WHAT IS REQUIRED:
Without including any pictures, copy each entry below exactly.

SOURCE MATERIAL:
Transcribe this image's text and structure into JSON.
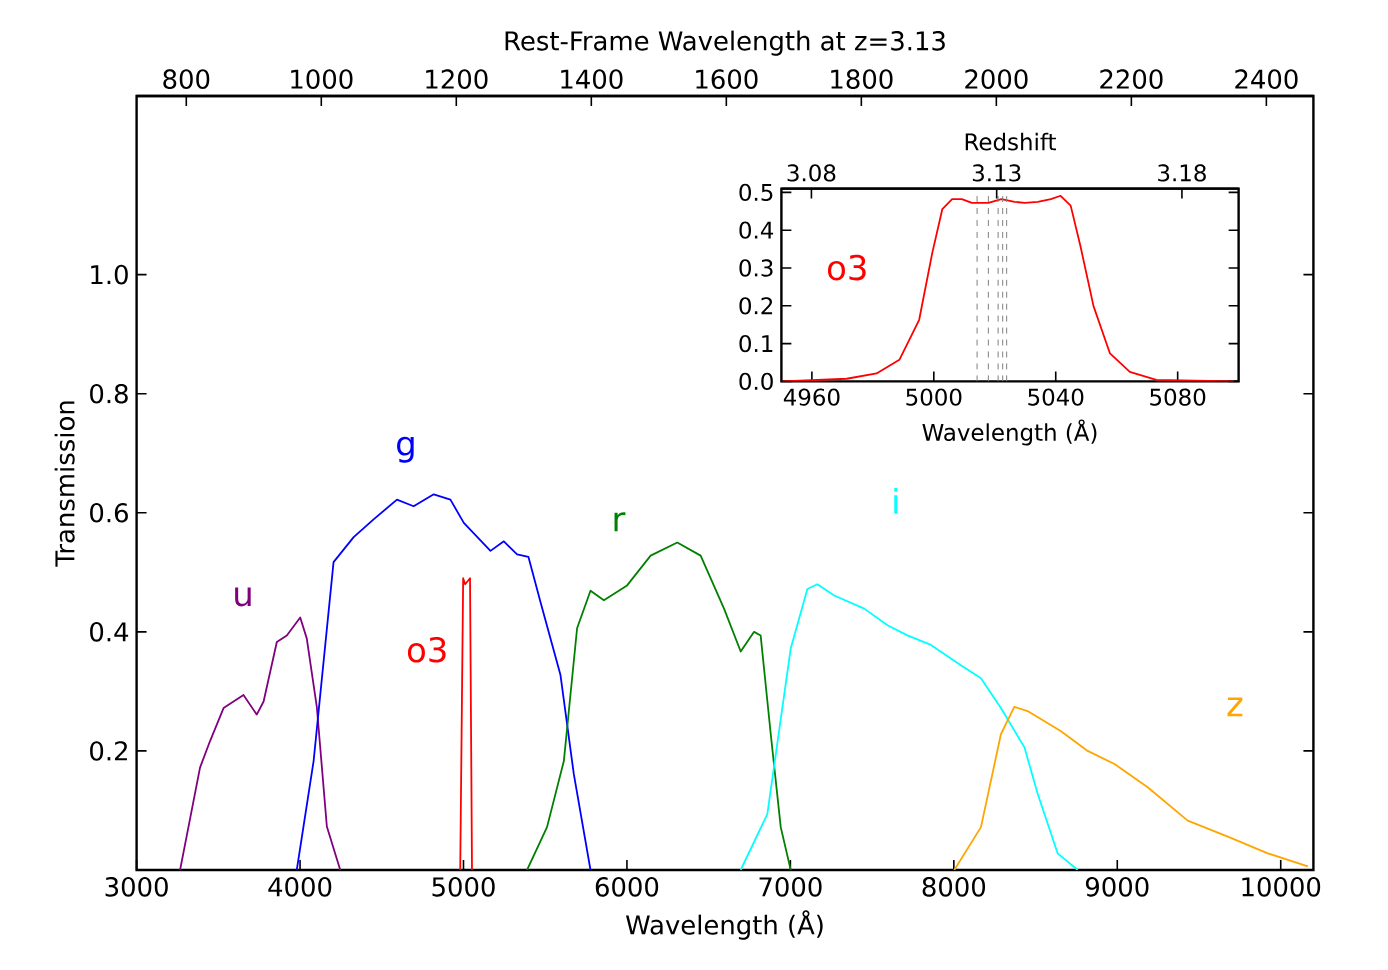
{
  "chart_data": [
    {
      "type": "line",
      "xlabel": "Wavelength (Å)",
      "ylabel": "Transmission",
      "x2label": "Rest-Frame Wavelength at z=3.13",
      "xlim": [
        3000,
        10200
      ],
      "ylim": [
        0,
        1.3
      ],
      "x2lim": [
        726.4,
        2469.7
      ],
      "xticks": [
        3000,
        4000,
        5000,
        6000,
        7000,
        8000,
        9000,
        10000
      ],
      "x2ticks": [
        800,
        1000,
        1200,
        1400,
        1600,
        1800,
        2000,
        2200,
        2400
      ],
      "yticks": [
        {
          "value": 0.2,
          "label": "0.2"
        },
        {
          "value": 0.4,
          "label": "0.4"
        },
        {
          "value": 0.6,
          "label": "0.6"
        },
        {
          "value": 0.8,
          "label": "0.8"
        },
        {
          "value": 1.0,
          "label": "1.0"
        }
      ],
      "line_style": "solid",
      "marker": "none",
      "series": [
        {
          "name": "u",
          "color": "#800080",
          "x": [
            3266,
            3388,
            3450,
            3532,
            3654,
            3735,
            3777,
            3858,
            3919,
            4001,
            4041,
            4103,
            4164,
            4246
          ],
          "values": [
            0,
            0.172,
            0.217,
            0.272,
            0.294,
            0.261,
            0.283,
            0.383,
            0.394,
            0.424,
            0.389,
            0.273,
            0.073,
            0
          ]
        },
        {
          "name": "g",
          "color": "#0000ff",
          "x": [
            3980,
            4083,
            4205,
            4328,
            4450,
            4593,
            4695,
            4818,
            4920,
            5002,
            5165,
            5247,
            5328,
            5397,
            5471,
            5593,
            5675,
            5777
          ],
          "values": [
            0,
            0.183,
            0.517,
            0.559,
            0.589,
            0.622,
            0.611,
            0.631,
            0.622,
            0.583,
            0.536,
            0.552,
            0.53,
            0.526,
            0.45,
            0.328,
            0.161,
            0
          ]
        },
        {
          "name": "o3",
          "color": "#ff0000",
          "x": [
            4980,
            4998,
            5010,
            5040,
            5052
          ],
          "values": [
            0,
            0.49,
            0.48,
            0.49,
            0
          ]
        },
        {
          "name": "r",
          "color": "#008000",
          "x": [
            5389,
            5511,
            5614,
            5695,
            5777,
            5859,
            6001,
            6145,
            6308,
            6451,
            6594,
            6696,
            6778,
            6818,
            6880,
            6941,
            7002
          ],
          "values": [
            0,
            0.072,
            0.183,
            0.406,
            0.469,
            0.453,
            0.478,
            0.528,
            0.55,
            0.528,
            0.439,
            0.367,
            0.4,
            0.394,
            0.228,
            0.072,
            0
          ]
        },
        {
          "name": "i",
          "color": "#00ffff",
          "x": [
            6696,
            6859,
            7002,
            7104,
            7165,
            7268,
            7452,
            7594,
            7716,
            7860,
            8043,
            8166,
            8288,
            8432,
            8513,
            8635,
            8758
          ],
          "values": [
            0,
            0.094,
            0.372,
            0.472,
            0.48,
            0.461,
            0.439,
            0.411,
            0.394,
            0.378,
            0.344,
            0.322,
            0.272,
            0.206,
            0.128,
            0.028,
            0
          ]
        },
        {
          "name": "z",
          "color": "#ffa500",
          "x": [
            8003,
            8166,
            8288,
            8370,
            8451,
            8656,
            8819,
            8983,
            9186,
            9431,
            9676,
            9921,
            10166
          ],
          "values": [
            0,
            0.072,
            0.228,
            0.274,
            0.267,
            0.233,
            0.2,
            0.178,
            0.139,
            0.083,
            0.056,
            0.028,
            0.006
          ]
        }
      ]
    },
    {
      "type": "line",
      "xlabel": "Wavelength (Å)",
      "x2label": "Redshift",
      "xlim": [
        4950,
        5100
      ],
      "ylim": [
        0,
        0.51
      ],
      "x2lim": [
        3.0719,
        3.1953
      ],
      "xticks": [
        4960,
        5000,
        5040,
        5080
      ],
      "x2ticks": [
        3.08,
        3.13,
        3.18
      ],
      "yticks": [
        {
          "value": 0,
          "label": "0.0"
        },
        {
          "value": 0.1,
          "label": "0.1"
        },
        {
          "value": 0.2,
          "label": "0.2"
        },
        {
          "value": 0.3,
          "label": "0.3"
        },
        {
          "value": 0.4,
          "label": "0.4"
        },
        {
          "value": 0.5,
          "label": "0.5"
        }
      ],
      "line_style": "solid",
      "marker": "none",
      "series": [
        {
          "name": "o3",
          "color": "#ff0000",
          "x": [
            4950.3,
            4971.4,
            4981.2,
            4988.7,
            4995.2,
            4999.5,
            5002.8,
            5006,
            5009.2,
            5012.5,
            5017.9,
            5022.2,
            5026.5,
            5029.8,
            5034.1,
            5038.4,
            5041.6,
            5044.9,
            5048.1,
            5052.4,
            5057.8,
            5064.3,
            5073,
            5098.4
          ],
          "values": [
            0,
            0.007,
            0.021,
            0.057,
            0.163,
            0.34,
            0.456,
            0.482,
            0.482,
            0.472,
            0.472,
            0.482,
            0.475,
            0.472,
            0.475,
            0.482,
            0.491,
            0.465,
            0.358,
            0.199,
            0.074,
            0.025,
            0.004,
            0
          ]
        }
      ],
      "ref_lines": [
        {
          "axis": "x",
          "value": 5014.2,
          "color": "#808080",
          "line_style": "dashed"
        },
        {
          "axis": "x",
          "value": 5017.9,
          "color": "#808080",
          "line_style": "dashed"
        },
        {
          "axis": "x",
          "value": 5021.1,
          "color": "#808080",
          "line_style": "dashed"
        },
        {
          "axis": "x",
          "value": 5022.6,
          "color": "#808080",
          "line_style": "dashed"
        },
        {
          "axis": "x",
          "value": 5023.9,
          "color": "#808080",
          "line_style": "dashed"
        }
      ]
    }
  ]
}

RESULT OF THE TASK:
Transcribe this image's text and structure into JSON.
{
  "chart_data": [
    {
      "type": "line",
      "xlabel": "Wavelength (Å)",
      "ylabel": "Transmission",
      "x2label": "Rest-Frame Wavelength at z=3.13",
      "xlim": [
        3000,
        10200
      ],
      "ylim": [
        0,
        1.3
      ],
      "x2lim": [
        726.4,
        2469.7
      ],
      "xticks": [
        3000,
        4000,
        5000,
        6000,
        7000,
        8000,
        9000,
        10000
      ],
      "x2ticks": [
        800,
        1000,
        1200,
        1400,
        1600,
        1800,
        2000,
        2200,
        2400
      ],
      "yticks": [
        {
          "value": 0.2,
          "label": "0.2"
        },
        {
          "value": 0.4,
          "label": "0.4"
        },
        {
          "value": 0.6,
          "label": "0.6"
        },
        {
          "value": 0.8,
          "label": "0.8"
        },
        {
          "value": 1.0,
          "label": "1.0"
        }
      ],
      "line_style": "solid",
      "marker": "none",
      "series": [
        {
          "name": "u",
          "color": "#800080",
          "x": [
            3266,
            3388,
            3450,
            3532,
            3654,
            3735,
            3777,
            3858,
            3919,
            4001,
            4041,
            4103,
            4164,
            4246
          ],
          "values": [
            0,
            0.172,
            0.217,
            0.272,
            0.294,
            0.261,
            0.283,
            0.383,
            0.394,
            0.424,
            0.389,
            0.273,
            0.073,
            0
          ]
        },
        {
          "name": "g",
          "color": "#0000ff",
          "x": [
            3980,
            4083,
            4205,
            4328,
            4450,
            4593,
            4695,
            4818,
            4920,
            5002,
            5165,
            5247,
            5328,
            5397,
            5471,
            5593,
            5675,
            5777
          ],
          "values": [
            0,
            0.183,
            0.517,
            0.559,
            0.589,
            0.622,
            0.611,
            0.631,
            0.622,
            0.583,
            0.536,
            0.552,
            0.53,
            0.526,
            0.45,
            0.328,
            0.161,
            0
          ]
        },
        {
          "name": "o3",
          "color": "#ff0000",
          "x": [
            4980,
            4998,
            5010,
            5040,
            5052
          ],
          "values": [
            0,
            0.49,
            0.48,
            0.49,
            0
          ]
        },
        {
          "name": "r",
          "color": "#008000",
          "x": [
            5389,
            5511,
            5614,
            5695,
            5777,
            5859,
            6001,
            6145,
            6308,
            6451,
            6594,
            6696,
            6778,
            6818,
            6880,
            6941,
            7002
          ],
          "values": [
            0,
            0.072,
            0.183,
            0.406,
            0.469,
            0.453,
            0.478,
            0.528,
            0.55,
            0.528,
            0.439,
            0.367,
            0.4,
            0.394,
            0.228,
            0.072,
            0
          ]
        },
        {
          "name": "i",
          "color": "#00ffff",
          "x": [
            6696,
            6859,
            7002,
            7104,
            7165,
            7268,
            7452,
            7594,
            7716,
            7860,
            8043,
            8166,
            8288,
            8432,
            8513,
            8635,
            8758
          ],
          "values": [
            0,
            0.094,
            0.372,
            0.472,
            0.48,
            0.461,
            0.439,
            0.411,
            0.394,
            0.378,
            0.344,
            0.322,
            0.272,
            0.206,
            0.128,
            0.028,
            0
          ]
        },
        {
          "name": "z",
          "color": "#ffa500",
          "x": [
            8003,
            8166,
            8288,
            8370,
            8451,
            8656,
            8819,
            8983,
            9186,
            9431,
            9676,
            9921,
            10166
          ],
          "values": [
            0,
            0.072,
            0.228,
            0.274,
            0.267,
            0.233,
            0.2,
            0.178,
            0.139,
            0.083,
            0.056,
            0.028,
            0.006
          ]
        }
      ]
    },
    {
      "type": "line",
      "xlabel": "Wavelength (Å)",
      "x2label": "Redshift",
      "xlim": [
        4950,
        5100
      ],
      "ylim": [
        0,
        0.51
      ],
      "x2lim": [
        3.0719,
        3.1953
      ],
      "xticks": [
        4960,
        5000,
        5040,
        5080
      ],
      "x2ticks": [
        3.08,
        3.13,
        3.18
      ],
      "yticks": [
        {
          "value": 0,
          "label": "0.0"
        },
        {
          "value": 0.1,
          "label": "0.1"
        },
        {
          "value": 0.2,
          "label": "0.2"
        },
        {
          "value": 0.3,
          "label": "0.3"
        },
        {
          "value": 0.4,
          "label": "0.4"
        },
        {
          "value": 0.5,
          "label": "0.5"
        }
      ],
      "line_style": "solid",
      "marker": "none",
      "series": [
        {
          "name": "o3",
          "color": "#ff0000",
          "x": [
            4950.3,
            4971.4,
            4981.2,
            4988.7,
            4995.2,
            4999.5,
            5002.8,
            5006,
            5009.2,
            5012.5,
            5017.9,
            5022.2,
            5026.5,
            5029.8,
            5034.1,
            5038.4,
            5041.6,
            5044.9,
            5048.1,
            5052.4,
            5057.8,
            5064.3,
            5073,
            5098.4
          ],
          "values": [
            0,
            0.007,
            0.021,
            0.057,
            0.163,
            0.34,
            0.456,
            0.482,
            0.482,
            0.472,
            0.472,
            0.482,
            0.475,
            0.472,
            0.475,
            0.482,
            0.491,
            0.465,
            0.358,
            0.199,
            0.074,
            0.025,
            0.004,
            0
          ]
        }
      ],
      "ref_lines": [
        {
          "axis": "x",
          "value": 5014.2,
          "color": "#808080",
          "line_style": "dashed"
        },
        {
          "axis": "x",
          "value": 5017.9,
          "color": "#808080",
          "line_style": "dashed"
        },
        {
          "axis": "x",
          "value": 5021.1,
          "color": "#808080",
          "line_style": "dashed"
        },
        {
          "axis": "x",
          "value": 5022.6,
          "color": "#808080",
          "line_style": "dashed"
        },
        {
          "axis": "x",
          "value": 5023.9,
          "color": "#808080",
          "line_style": "dashed"
        }
      ]
    }
  ]
}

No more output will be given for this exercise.